• _What is being asked_: Take the line containing "Read all visible" and every line after it to the end of the records, and copy them exactly, excluding pictures.

# start of Input

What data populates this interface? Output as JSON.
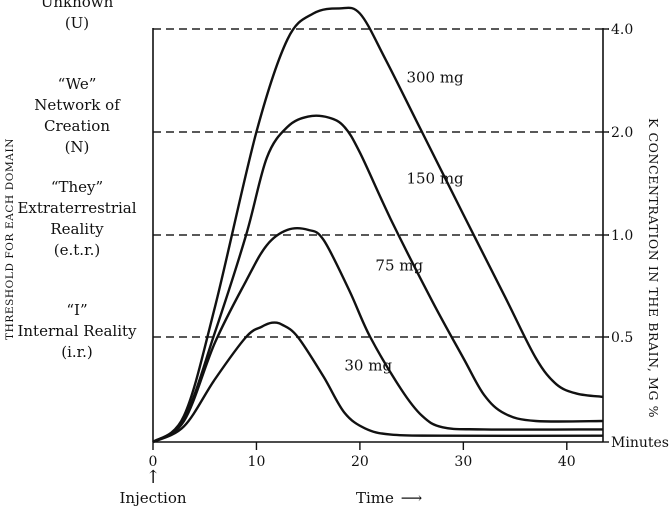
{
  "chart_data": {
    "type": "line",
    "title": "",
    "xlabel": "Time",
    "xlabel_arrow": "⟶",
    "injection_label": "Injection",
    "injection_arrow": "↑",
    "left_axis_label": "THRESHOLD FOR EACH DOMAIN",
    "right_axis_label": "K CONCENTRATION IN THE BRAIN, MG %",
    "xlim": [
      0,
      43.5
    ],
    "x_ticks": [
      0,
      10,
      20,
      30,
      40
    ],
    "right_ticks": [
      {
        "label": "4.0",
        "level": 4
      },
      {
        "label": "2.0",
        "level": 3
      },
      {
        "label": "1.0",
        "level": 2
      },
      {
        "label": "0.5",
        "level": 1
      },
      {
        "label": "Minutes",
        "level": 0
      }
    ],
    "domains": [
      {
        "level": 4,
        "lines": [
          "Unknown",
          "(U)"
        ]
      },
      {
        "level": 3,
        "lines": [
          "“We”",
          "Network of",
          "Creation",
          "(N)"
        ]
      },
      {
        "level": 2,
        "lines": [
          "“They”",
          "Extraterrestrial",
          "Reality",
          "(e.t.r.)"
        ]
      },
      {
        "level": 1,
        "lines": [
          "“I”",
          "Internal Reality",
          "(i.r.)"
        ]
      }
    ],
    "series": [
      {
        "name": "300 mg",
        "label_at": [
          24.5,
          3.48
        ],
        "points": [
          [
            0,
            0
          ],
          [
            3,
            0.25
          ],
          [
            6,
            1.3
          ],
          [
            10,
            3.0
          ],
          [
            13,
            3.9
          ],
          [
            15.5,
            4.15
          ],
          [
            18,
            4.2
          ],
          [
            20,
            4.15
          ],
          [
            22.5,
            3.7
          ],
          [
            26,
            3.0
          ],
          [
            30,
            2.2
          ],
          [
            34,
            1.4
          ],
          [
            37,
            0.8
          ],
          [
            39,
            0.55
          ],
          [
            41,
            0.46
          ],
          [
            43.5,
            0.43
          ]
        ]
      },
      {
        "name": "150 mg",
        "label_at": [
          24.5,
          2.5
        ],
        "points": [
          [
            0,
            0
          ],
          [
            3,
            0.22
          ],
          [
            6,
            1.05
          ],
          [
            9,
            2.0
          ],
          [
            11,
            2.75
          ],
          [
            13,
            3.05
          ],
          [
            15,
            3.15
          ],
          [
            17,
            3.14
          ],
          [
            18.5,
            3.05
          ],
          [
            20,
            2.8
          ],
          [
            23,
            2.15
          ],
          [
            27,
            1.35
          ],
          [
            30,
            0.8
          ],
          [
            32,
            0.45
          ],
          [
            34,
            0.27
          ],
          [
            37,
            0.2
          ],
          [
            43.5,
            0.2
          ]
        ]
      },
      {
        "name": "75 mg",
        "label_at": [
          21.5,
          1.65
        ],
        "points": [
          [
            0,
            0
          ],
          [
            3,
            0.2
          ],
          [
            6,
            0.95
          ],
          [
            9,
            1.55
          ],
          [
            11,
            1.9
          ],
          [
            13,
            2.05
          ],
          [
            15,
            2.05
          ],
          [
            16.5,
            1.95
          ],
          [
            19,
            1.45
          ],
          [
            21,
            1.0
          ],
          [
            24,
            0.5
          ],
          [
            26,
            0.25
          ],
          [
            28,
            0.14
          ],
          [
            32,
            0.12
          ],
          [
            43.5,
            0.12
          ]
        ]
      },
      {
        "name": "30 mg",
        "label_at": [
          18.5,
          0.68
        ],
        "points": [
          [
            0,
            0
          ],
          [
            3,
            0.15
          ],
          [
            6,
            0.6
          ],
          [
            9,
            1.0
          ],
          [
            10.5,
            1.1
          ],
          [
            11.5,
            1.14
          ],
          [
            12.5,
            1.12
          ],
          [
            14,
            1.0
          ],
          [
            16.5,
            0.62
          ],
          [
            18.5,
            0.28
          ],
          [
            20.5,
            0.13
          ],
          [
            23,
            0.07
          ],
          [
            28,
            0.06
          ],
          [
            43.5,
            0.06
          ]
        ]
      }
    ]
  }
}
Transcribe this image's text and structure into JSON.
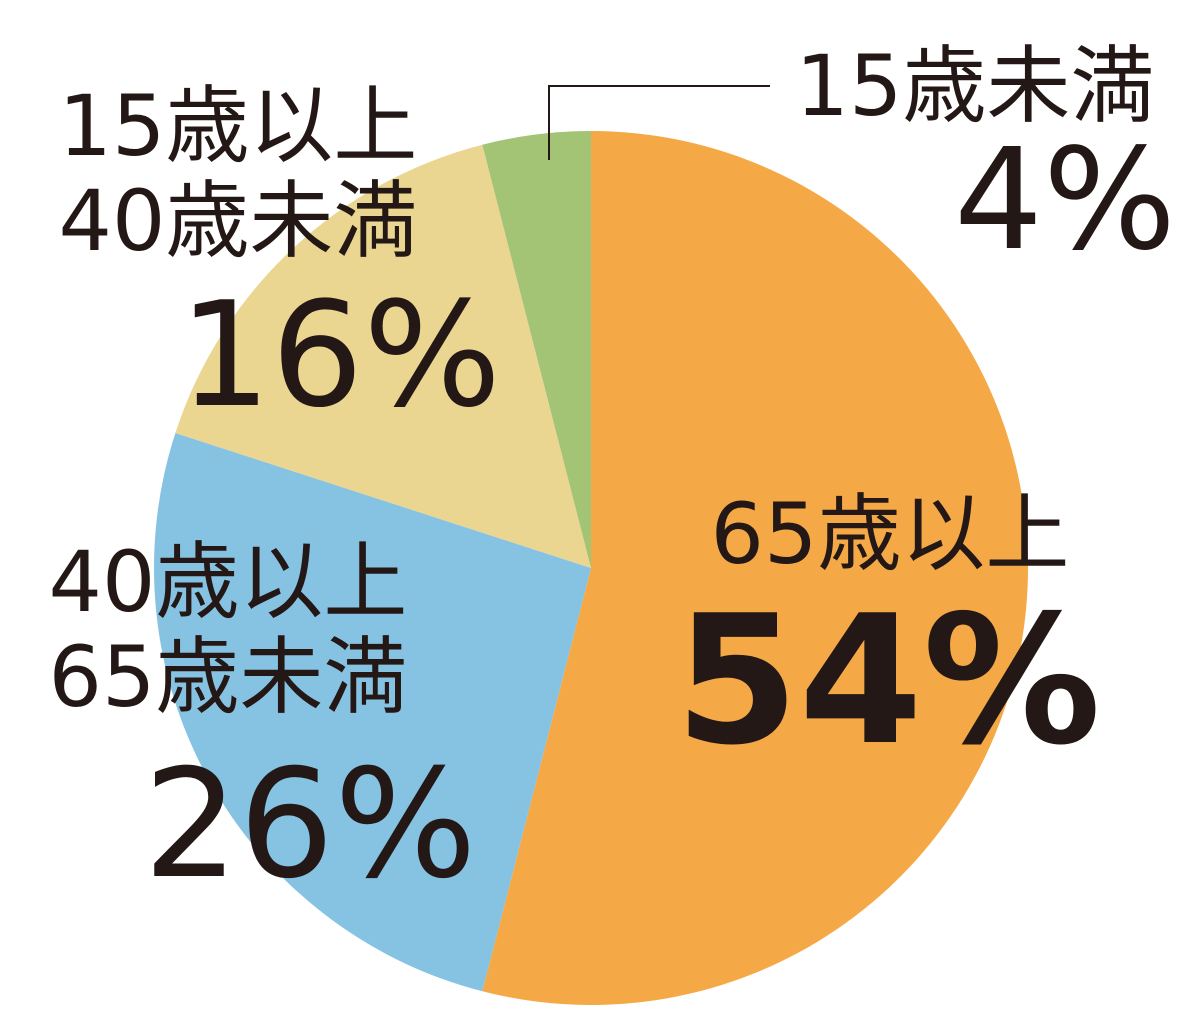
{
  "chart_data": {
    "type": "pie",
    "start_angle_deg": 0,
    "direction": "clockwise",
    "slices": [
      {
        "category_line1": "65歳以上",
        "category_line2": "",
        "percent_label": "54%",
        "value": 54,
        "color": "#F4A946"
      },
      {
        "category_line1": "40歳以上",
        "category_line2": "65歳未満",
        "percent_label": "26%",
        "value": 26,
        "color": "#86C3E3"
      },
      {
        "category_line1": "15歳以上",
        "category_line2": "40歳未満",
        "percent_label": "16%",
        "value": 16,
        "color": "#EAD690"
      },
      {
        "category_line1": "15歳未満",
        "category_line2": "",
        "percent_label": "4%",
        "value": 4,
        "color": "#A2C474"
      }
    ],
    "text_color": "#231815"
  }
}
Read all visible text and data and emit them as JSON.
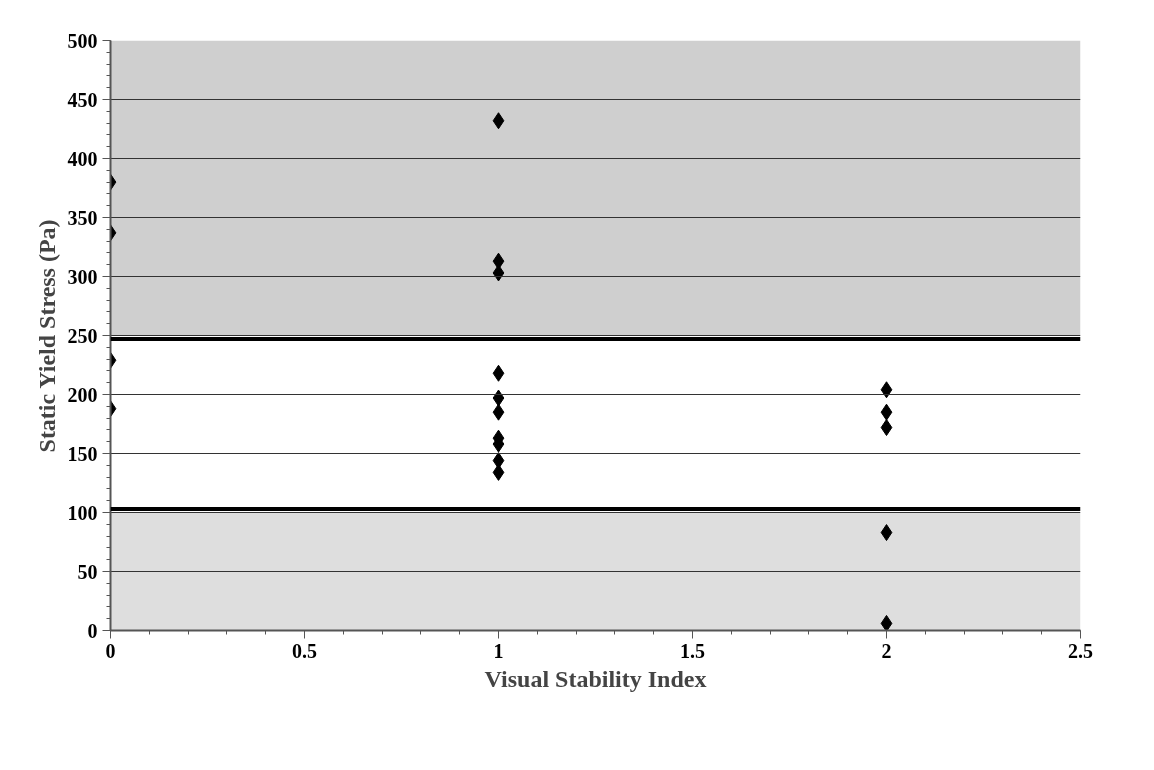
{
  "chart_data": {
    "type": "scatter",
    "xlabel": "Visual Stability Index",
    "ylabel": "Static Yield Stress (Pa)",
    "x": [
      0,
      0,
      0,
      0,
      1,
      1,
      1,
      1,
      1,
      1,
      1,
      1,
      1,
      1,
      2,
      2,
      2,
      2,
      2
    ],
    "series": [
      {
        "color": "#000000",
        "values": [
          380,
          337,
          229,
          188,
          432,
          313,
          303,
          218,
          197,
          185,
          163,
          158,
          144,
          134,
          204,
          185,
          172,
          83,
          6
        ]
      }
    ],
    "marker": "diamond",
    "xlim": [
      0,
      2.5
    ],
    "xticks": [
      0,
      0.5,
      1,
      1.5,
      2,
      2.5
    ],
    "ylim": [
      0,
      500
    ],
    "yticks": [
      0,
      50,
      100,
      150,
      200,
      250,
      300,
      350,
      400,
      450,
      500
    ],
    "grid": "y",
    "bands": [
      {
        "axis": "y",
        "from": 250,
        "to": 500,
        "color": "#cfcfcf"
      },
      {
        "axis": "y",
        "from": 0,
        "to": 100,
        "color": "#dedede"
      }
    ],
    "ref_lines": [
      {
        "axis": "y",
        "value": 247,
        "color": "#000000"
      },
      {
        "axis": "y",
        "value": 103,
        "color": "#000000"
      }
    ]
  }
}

# end of Input

• _Written solution_:
Read all visible text and data and emit them as JSON.
{
  "chart_data": {
    "type": "scatter",
    "xlabel": "Visual Stability Index",
    "ylabel": "Static Yield Stress (Pa)",
    "x": [
      0,
      0,
      0,
      0,
      1,
      1,
      1,
      1,
      1,
      1,
      1,
      1,
      1,
      1,
      2,
      2,
      2,
      2,
      2
    ],
    "series": [
      {
        "color": "#000000",
        "values": [
          380,
          337,
          229,
          188,
          432,
          313,
          303,
          218,
          197,
          185,
          163,
          158,
          144,
          134,
          204,
          185,
          172,
          83,
          6
        ]
      }
    ],
    "marker": "diamond",
    "xlim": [
      0,
      2.5
    ],
    "xticks": [
      0,
      0.5,
      1,
      1.5,
      2,
      2.5
    ],
    "ylim": [
      0,
      500
    ],
    "yticks": [
      0,
      50,
      100,
      150,
      200,
      250,
      300,
      350,
      400,
      450,
      500
    ],
    "grid": "y",
    "bands": [
      {
        "axis": "y",
        "from": 250,
        "to": 500,
        "color": "#cfcfcf"
      },
      {
        "axis": "y",
        "from": 0,
        "to": 100,
        "color": "#dedede"
      }
    ],
    "ref_lines": [
      {
        "axis": "y",
        "value": 247,
        "color": "#000000"
      },
      {
        "axis": "y",
        "value": 103,
        "color": "#000000"
      }
    ]
  }
}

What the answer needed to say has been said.